_Data lines_

---------------

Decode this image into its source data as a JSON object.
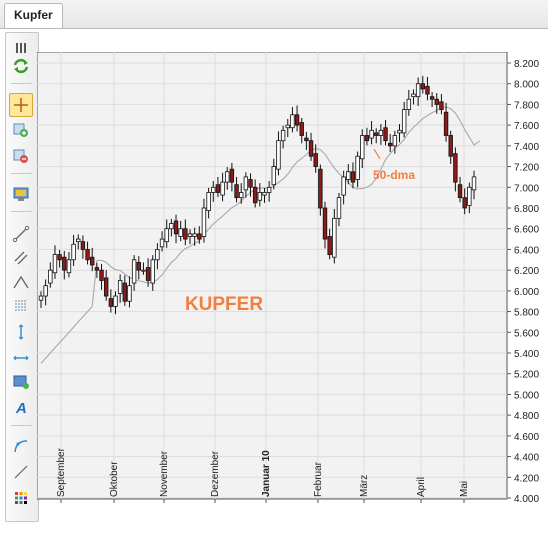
{
  "tab": {
    "label": "Kupfer"
  },
  "toolbar": {
    "tools": [
      {
        "name": "panel-handle-icon"
      },
      {
        "name": "refresh-icon"
      },
      {
        "name": "crosshair-icon",
        "active": true
      },
      {
        "name": "zoom-in-icon"
      },
      {
        "name": "zoom-out-icon"
      },
      {
        "name": "chart-settings-icon"
      },
      {
        "name": "trendline-icon"
      },
      {
        "name": "channel-icon"
      },
      {
        "name": "angle-icon"
      },
      {
        "name": "fibonacci-icon"
      },
      {
        "name": "vertical-line-icon"
      },
      {
        "name": "horizontal-line-icon"
      },
      {
        "name": "rectangle-icon"
      },
      {
        "name": "text-icon"
      },
      {
        "name": "arc-icon"
      },
      {
        "name": "ray-icon"
      },
      {
        "name": "palette-icon"
      }
    ]
  },
  "chart_data": {
    "type": "candlestick",
    "watermark": "KUPFER",
    "annotation": "50-dma",
    "y_ticks": [
      "4.000",
      "4.200",
      "4.400",
      "4.600",
      "4.800",
      "5.000",
      "5.200",
      "5.400",
      "5.600",
      "5.800",
      "6.000",
      "6.200",
      "6.400",
      "6.600",
      "6.800",
      "7.000",
      "7.200",
      "7.400",
      "7.600",
      "7.800",
      "8.000",
      "8.200"
    ],
    "ylim": [
      4000,
      8300
    ],
    "x_ticks": [
      {
        "label": "September",
        "bold": false
      },
      {
        "label": "Oktober",
        "bold": false
      },
      {
        "label": "November",
        "bold": false
      },
      {
        "label": "Dezember",
        "bold": false
      },
      {
        "label": "Januar 10",
        "bold": true
      },
      {
        "label": "Februar",
        "bold": false
      },
      {
        "label": "März",
        "bold": false
      },
      {
        "label": "April",
        "bold": false
      },
      {
        "label": "Mai",
        "bold": false
      }
    ],
    "grid": true,
    "colors": {
      "up": "#ffffff",
      "down": "#8b1a1a",
      "ma": "#a9a9a9",
      "watermark": "#f08040",
      "annotation": "#f08040"
    },
    "close": [
      5950,
      6050,
      6200,
      6350,
      6300,
      6200,
      6300,
      6450,
      6500,
      6400,
      6300,
      6250,
      6200,
      6100,
      5950,
      5850,
      5950,
      6100,
      5900,
      6050,
      6300,
      6200,
      6200,
      6100,
      6300,
      6400,
      6500,
      6600,
      6650,
      6550,
      6600,
      6500,
      6550,
      6550,
      6500,
      6800,
      6950,
      7000,
      6950,
      7050,
      7150,
      7050,
      6900,
      6950,
      7100,
      7000,
      6850,
      6950,
      6950,
      7000,
      7200,
      7450,
      7550,
      7600,
      7700,
      7600,
      7500,
      7450,
      7300,
      7200,
      6800,
      6500,
      6350,
      6700,
      6900,
      7100,
      7150,
      7050,
      7300,
      7500,
      7450,
      7550,
      7500,
      7550,
      7450,
      7400,
      7500,
      7550,
      7750,
      7850,
      7900,
      8000,
      7950,
      7900,
      7850,
      7800,
      7750,
      7500,
      7300,
      7050,
      6900,
      6800,
      7000,
      7100
    ]
  }
}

---------------

_Exercise_
The records above should be reproduced exactly, with no pictures included.

_Final answer_
Decode this image into its source data as a JSON object.
{
  "tab": {
    "label": "Kupfer"
  },
  "toolbar": {
    "tools": [
      {
        "name": "panel-handle-icon"
      },
      {
        "name": "refresh-icon"
      },
      {
        "name": "crosshair-icon",
        "active": true
      },
      {
        "name": "zoom-in-icon"
      },
      {
        "name": "zoom-out-icon"
      },
      {
        "name": "chart-settings-icon"
      },
      {
        "name": "trendline-icon"
      },
      {
        "name": "channel-icon"
      },
      {
        "name": "angle-icon"
      },
      {
        "name": "fibonacci-icon"
      },
      {
        "name": "vertical-line-icon"
      },
      {
        "name": "horizontal-line-icon"
      },
      {
        "name": "rectangle-icon"
      },
      {
        "name": "text-icon"
      },
      {
        "name": "arc-icon"
      },
      {
        "name": "ray-icon"
      },
      {
        "name": "palette-icon"
      }
    ]
  },
  "chart_data": {
    "type": "candlestick",
    "watermark": "KUPFER",
    "annotation": "50-dma",
    "y_ticks": [
      "4.000",
      "4.200",
      "4.400",
      "4.600",
      "4.800",
      "5.000",
      "5.200",
      "5.400",
      "5.600",
      "5.800",
      "6.000",
      "6.200",
      "6.400",
      "6.600",
      "6.800",
      "7.000",
      "7.200",
      "7.400",
      "7.600",
      "7.800",
      "8.000",
      "8.200"
    ],
    "ylim": [
      4000,
      8300
    ],
    "x_ticks": [
      {
        "label": "September",
        "bold": false
      },
      {
        "label": "Oktober",
        "bold": false
      },
      {
        "label": "November",
        "bold": false
      },
      {
        "label": "Dezember",
        "bold": false
      },
      {
        "label": "Januar 10",
        "bold": true
      },
      {
        "label": "Februar",
        "bold": false
      },
      {
        "label": "März",
        "bold": false
      },
      {
        "label": "April",
        "bold": false
      },
      {
        "label": "Mai",
        "bold": false
      }
    ],
    "grid": true,
    "colors": {
      "up": "#ffffff",
      "down": "#8b1a1a",
      "ma": "#a9a9a9",
      "watermark": "#f08040",
      "annotation": "#f08040"
    },
    "close": [
      5950,
      6050,
      6200,
      6350,
      6300,
      6200,
      6300,
      6450,
      6500,
      6400,
      6300,
      6250,
      6200,
      6100,
      5950,
      5850,
      5950,
      6100,
      5900,
      6050,
      6300,
      6200,
      6200,
      6100,
      6300,
      6400,
      6500,
      6600,
      6650,
      6550,
      6600,
      6500,
      6550,
      6550,
      6500,
      6800,
      6950,
      7000,
      6950,
      7050,
      7150,
      7050,
      6900,
      6950,
      7100,
      7000,
      6850,
      6950,
      6950,
      7000,
      7200,
      7450,
      7550,
      7600,
      7700,
      7600,
      7500,
      7450,
      7300,
      7200,
      6800,
      6500,
      6350,
      6700,
      6900,
      7100,
      7150,
      7050,
      7300,
      7500,
      7450,
      7550,
      7500,
      7550,
      7450,
      7400,
      7500,
      7550,
      7750,
      7850,
      7900,
      8000,
      7950,
      7900,
      7850,
      7800,
      7750,
      7500,
      7300,
      7050,
      6900,
      6800,
      7000,
      7100
    ]
  }
}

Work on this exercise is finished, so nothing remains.